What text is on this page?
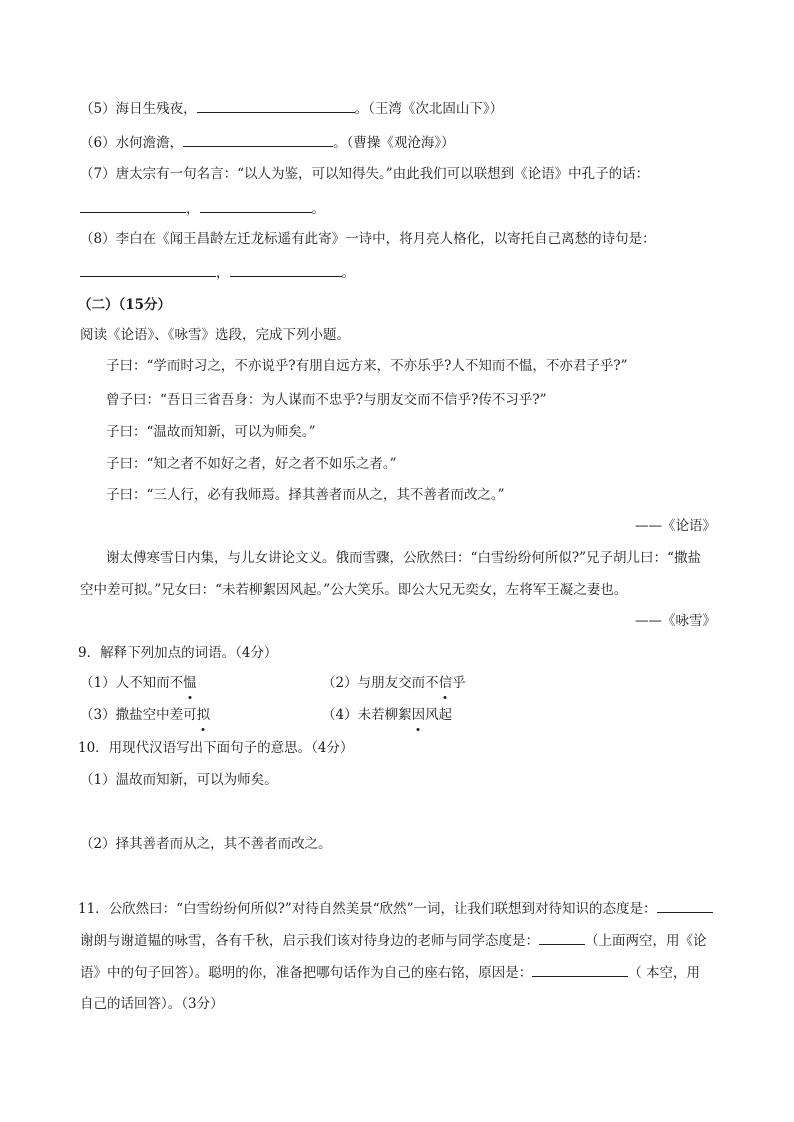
（5）海日生残夜，	。（王湾《次北固山下》）
（6）水何澹澹，	。（曹操《观沧海》）
（7）唐太宗有一句名言：“以人为鉴，可以知得失。”由此我们可以联想到《论语》中孔子的话：
，	。
（8）李白在《闻王昌龄左迁龙标遥有此寄》一诗中，将月亮人格化，以寄托自己离愁的诗句是：
，	。
（二）（15分）
阅读《论语》、《咏雪》选段，完成下列小题。
子曰：“学而时习之，不亦说乎?有朋自远方来，不亦乐乎?人不知而不愠，不亦君子乎?”
曾子曰：“吾日三省吾身：为人谋而不忠乎?与朋友交而不信乎?传不习乎?”
子曰：“温故而知新，可以为师矣。”
子曰：“知之者不如好之者，好之者不如乐之者。”
子曰：“三人行，必有我师焉。择其善者而从之，其不善者而改之。”
——《论语》
谢太傅寒雪日内集，与儿女讲论文义。俄而雪骤，公欣然曰：“白雪纷纷何所似?”兄子胡儿曰：“撒盐
空中差可拟。”兄女曰：“未若柳絮因风起。”公大笑乐。即公大兄无奕女，左将军王凝之妻也。
——《咏雪》
9．解释下列加点的词语。（4分）
（1）人不知而不愠	（2）与朋友交而不信乎
（3）撒盐空中差可拟	（4）未若柳絮因风起
10．用现代汉语写出下面句子的意思。（4分）
（1）温故而知新，可以为师矣。
（2）择其善者而从之，其不善者而改之。
11．公欣然曰：“白雪纷纷何所似?”对待自然美景“欣然”一词，让我们联想到对待知识的态度是：
谢朗与谢道韫的咏雪，各有千秋，启示我们该对待身边的老师与同学态度是：	（上面两空，用《论
语》中的句子回答）。聪明的你，准备把哪句话作为自己的座右铭，原因是：	（ 本空，用
自己的话回答）。（3分）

=====

## Work required
Reproduce every entry exactly, but omit each picture.

## Problem solution
What text is on this page?
（5）海日生残夜，	。（王湾《次北固山下》）
（6）水何澹澹，	。（曹操《观沧海》）
（7）唐太宗有一句名言：“以人为鉴，可以知得失。”由此我们可以联想到《论语》中孔子的话：
，	。
（8）李白在《闻王昌龄左迁龙标遥有此寄》一诗中，将月亮人格化，以寄托自己离愁的诗句是：
，	。
（二）（15分）
阅读《论语》、《咏雪》选段，完成下列小题。
子曰：“学而时习之，不亦说乎?有朋自远方来，不亦乐乎?人不知而不愠，不亦君子乎?”
曾子曰：“吾日三省吾身：为人谋而不忠乎?与朋友交而不信乎?传不习乎?”
子曰：“温故而知新，可以为师矣。”
子曰：“知之者不如好之者，好之者不如乐之者。”
子曰：“三人行，必有我师焉。择其善者而从之，其不善者而改之。”
——《论语》
谢太傅寒雪日内集，与儿女讲论文义。俄而雪骤，公欣然曰：“白雪纷纷何所似?”兄子胡儿曰：“撒盐
空中差可拟。”兄女曰：“未若柳絮因风起。”公大笑乐。即公大兄无奕女，左将军王凝之妻也。
——《咏雪》
9．解释下列加点的词语。（4分）
（1）人不知而不愠	（2）与朋友交而不信乎
（3）撒盐空中差可拟	（4）未若柳絮因风起
10．用现代汉语写出下面句子的意思。（4分）
（1）温故而知新，可以为师矣。
（2）择其善者而从之，其不善者而改之。
11．公欣然曰：“白雪纷纷何所似?”对待自然美景“欣然”一词，让我们联想到对待知识的态度是：
谢朗与谢道韫的咏雪，各有千秋，启示我们该对待身边的老师与同学态度是：	（上面两空，用《论
语》中的句子回答）。聪明的你，准备把哪句话作为自己的座右铭，原因是：	（ 本空，用
自己的话回答）。（3分）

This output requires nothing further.